DIRECTIONS
Type out every line below exactly as it reads.
===== INFORMATION GIVEN =====
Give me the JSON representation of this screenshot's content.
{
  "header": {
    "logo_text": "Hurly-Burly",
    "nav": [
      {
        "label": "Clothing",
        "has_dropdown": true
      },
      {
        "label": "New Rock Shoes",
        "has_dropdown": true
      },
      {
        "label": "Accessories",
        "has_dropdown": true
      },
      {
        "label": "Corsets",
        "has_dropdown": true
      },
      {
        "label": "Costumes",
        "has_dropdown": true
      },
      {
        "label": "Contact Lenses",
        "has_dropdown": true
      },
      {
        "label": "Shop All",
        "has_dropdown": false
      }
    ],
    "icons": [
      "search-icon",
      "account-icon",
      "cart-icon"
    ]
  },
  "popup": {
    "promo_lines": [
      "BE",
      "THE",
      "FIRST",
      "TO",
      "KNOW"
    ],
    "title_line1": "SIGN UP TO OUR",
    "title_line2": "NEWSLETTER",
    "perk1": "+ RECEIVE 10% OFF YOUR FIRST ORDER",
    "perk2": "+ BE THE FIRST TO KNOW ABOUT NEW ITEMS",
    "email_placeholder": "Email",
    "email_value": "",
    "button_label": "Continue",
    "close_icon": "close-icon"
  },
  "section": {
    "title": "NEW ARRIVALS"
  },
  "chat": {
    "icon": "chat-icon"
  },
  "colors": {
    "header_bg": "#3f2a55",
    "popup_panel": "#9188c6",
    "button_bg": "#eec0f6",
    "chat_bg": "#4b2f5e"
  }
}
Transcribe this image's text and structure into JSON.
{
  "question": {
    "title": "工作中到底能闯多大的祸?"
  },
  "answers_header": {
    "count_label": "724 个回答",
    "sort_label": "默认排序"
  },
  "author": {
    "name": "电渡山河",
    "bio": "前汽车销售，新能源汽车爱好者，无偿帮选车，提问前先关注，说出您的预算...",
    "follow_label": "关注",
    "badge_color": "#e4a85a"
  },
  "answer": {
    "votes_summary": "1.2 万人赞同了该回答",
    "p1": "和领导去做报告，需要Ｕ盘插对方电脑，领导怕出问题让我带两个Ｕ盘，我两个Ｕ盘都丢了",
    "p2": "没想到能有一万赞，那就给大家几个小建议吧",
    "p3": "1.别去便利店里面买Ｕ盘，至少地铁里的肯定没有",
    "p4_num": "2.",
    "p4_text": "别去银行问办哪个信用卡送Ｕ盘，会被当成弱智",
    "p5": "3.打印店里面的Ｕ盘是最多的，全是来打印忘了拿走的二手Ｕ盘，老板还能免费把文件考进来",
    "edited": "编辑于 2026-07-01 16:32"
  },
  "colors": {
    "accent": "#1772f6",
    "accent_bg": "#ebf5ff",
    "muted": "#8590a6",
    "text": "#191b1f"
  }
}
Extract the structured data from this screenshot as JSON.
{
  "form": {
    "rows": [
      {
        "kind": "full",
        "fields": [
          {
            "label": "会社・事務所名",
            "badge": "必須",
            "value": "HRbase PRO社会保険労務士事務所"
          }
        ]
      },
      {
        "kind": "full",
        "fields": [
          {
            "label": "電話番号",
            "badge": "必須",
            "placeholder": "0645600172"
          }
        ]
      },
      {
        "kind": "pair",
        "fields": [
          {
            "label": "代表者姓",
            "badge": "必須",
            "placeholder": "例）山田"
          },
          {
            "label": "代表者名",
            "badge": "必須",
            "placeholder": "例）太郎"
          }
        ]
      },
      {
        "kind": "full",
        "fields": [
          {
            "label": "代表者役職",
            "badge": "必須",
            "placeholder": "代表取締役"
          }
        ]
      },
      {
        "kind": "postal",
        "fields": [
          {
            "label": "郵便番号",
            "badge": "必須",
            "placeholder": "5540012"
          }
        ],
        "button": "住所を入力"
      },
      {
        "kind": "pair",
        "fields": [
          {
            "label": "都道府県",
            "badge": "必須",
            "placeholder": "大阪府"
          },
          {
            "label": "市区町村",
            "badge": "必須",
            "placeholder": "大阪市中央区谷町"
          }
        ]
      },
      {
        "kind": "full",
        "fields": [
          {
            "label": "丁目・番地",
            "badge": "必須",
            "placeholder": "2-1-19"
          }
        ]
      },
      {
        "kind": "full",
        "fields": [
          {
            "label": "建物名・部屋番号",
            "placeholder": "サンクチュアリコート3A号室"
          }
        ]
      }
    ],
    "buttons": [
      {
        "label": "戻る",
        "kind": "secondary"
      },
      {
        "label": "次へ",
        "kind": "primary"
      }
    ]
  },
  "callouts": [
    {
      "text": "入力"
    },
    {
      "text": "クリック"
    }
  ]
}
=====
OUTPUT BELOW
Give me the JSON representation of this screenshot's content.
{
  "header": {
    "logo_text": "Hurly-Burly",
    "nav": [
      {
        "label": "Clothing",
        "has_dropdown": true
      },
      {
        "label": "New Rock Shoes",
        "has_dropdown": true
      },
      {
        "label": "Accessories",
        "has_dropdown": true
      },
      {
        "label": "Corsets",
        "has_dropdown": true
      },
      {
        "label": "Costumes",
        "has_dropdown": true
      },
      {
        "label": "Contact Lenses",
        "has_dropdown": true
      },
      {
        "label": "Shop All",
        "has_dropdown": false
      }
    ],
    "icons": [
      "search-icon",
      "account-icon",
      "cart-icon"
    ]
  },
  "popup": {
    "promo_lines": [
      "BE",
      "THE",
      "FIRST",
      "TO",
      "KNOW"
    ],
    "title_line1": "SIGN UP TO OUR",
    "title_line2": "NEWSLETTER",
    "perk1": "+ RECEIVE 10% OFF YOUR FIRST ORDER",
    "perk2": "+ BE THE FIRST TO KNOW ABOUT NEW ITEMS",
    "email_placeholder": "Email",
    "email_value": "",
    "button_label": "Continue",
    "close_icon": "close-icon"
  },
  "section": {
    "title": "NEW ARRIVALS"
  },
  "chat": {
    "icon": "chat-icon"
  },
  "colors": {
    "header_bg": "#3f2a55",
    "popup_panel": "#9188c6",
    "button_bg": "#eec0f6",
    "chat_bg": "#4b2f5e"
  }
}
Transcribe this image's text and structure into JSON.
{
  "question": {
    "title": "工作中到底能闯多大的祸?"
  },
  "answers_header": {
    "count_label": "724 个回答",
    "sort_label": "默认排序"
  },
  "author": {
    "name": "电渡山河",
    "bio": "前汽车销售，新能源汽车爱好者，无偿帮选车，提问前先关注，说出您的预算...",
    "follow_label": "关注",
    "badge_color": "#e4a85a"
  },
  "answer": {
    "votes_summary": "1.2 万人赞同了该回答",
    "p1": "和领导去做报告，需要Ｕ盘插对方电脑，领导怕出问题让我带两个Ｕ盘，我两个Ｕ盘都丢了",
    "p2": "没想到能有一万赞，那就给大家几个小建议吧",
    "p3": "1.别去便利店里面买Ｕ盘，至少地铁里的肯定没有",
    "p4_num": "2.",
    "p4_text": "别去银行问办哪个信用卡送Ｕ盘，会被当成弱智",
    "p5": "3.打印店里面的Ｕ盘是最多的，全是来打印忘了拿走的二手Ｕ盘，老板还能免费把文件考进来",
    "edited": "编辑于 2026-07-01 16:32"
  },
  "colors": {
    "accent": "#1772f6",
    "accent_bg": "#ebf5ff",
    "muted": "#8590a6",
    "text": "#191b1f"
  }
}
Extract the structured data from this screenshot as JSON.
{
  "form": {
    "rows": [
      {
        "kind": "full",
        "fields": [
          {
            "label": "会社・事務所名",
            "badge": "必須",
            "value": "HRbase PRO社会保険労務士事務所"
          }
        ]
      },
      {
        "kind": "full",
        "fields": [
          {
            "label": "電話番号",
            "badge": "必須",
            "placeholder": "0645600172"
          }
        ]
      },
      {
        "kind": "pair",
        "fields": [
          {
            "label": "代表者姓",
            "badge": "必須",
            "placeholder": "例）山田"
          },
          {
            "label": "代表者名",
            "badge": "必須",
            "placeholder": "例）太郎"
          }
        ]
      },
      {
        "kind": "full",
        "fields": [
          {
            "label": "代表者役職",
            "badge": "必須",
            "placeholder": "代表取締役"
          }
        ]
      },
      {
        "kind": "postal",
        "fields": [
          {
            "label": "郵便番号",
            "badge": "必須",
            "placeholder": "5540012"
          }
        ],
        "button": "住所を入力"
      },
      {
        "kind": "pair",
        "fields": [
          {
            "label": "都道府県",
            "badge": "必須",
            "placeholder": "大阪府"
          },
          {
            "label": "市区町村",
            "badge": "必須",
            "placeholder": "大阪市中央区谷町"
          }
        ]
      },
      {
        "kind": "full",
        "fields": [
          {
            "label": "丁目・番地",
            "badge": "必須",
            "placeholder": "2-1-19"
          }
        ]
      },
      {
        "kind": "full",
        "fields": [
          {
            "label": "建物名・部屋番号",
            "placeholder": "サンクチュアリコート3A号室"
          }
        ]
      }
    ],
    "buttons": [
      {
        "label": "戻る",
        "kind": "secondary"
      },
      {
        "label": "次へ",
        "kind": "primary"
      }
    ]
  },
  "callouts": [
    {
      "text": "入力"
    },
    {
      "text": "クリック"
    }
  ]
}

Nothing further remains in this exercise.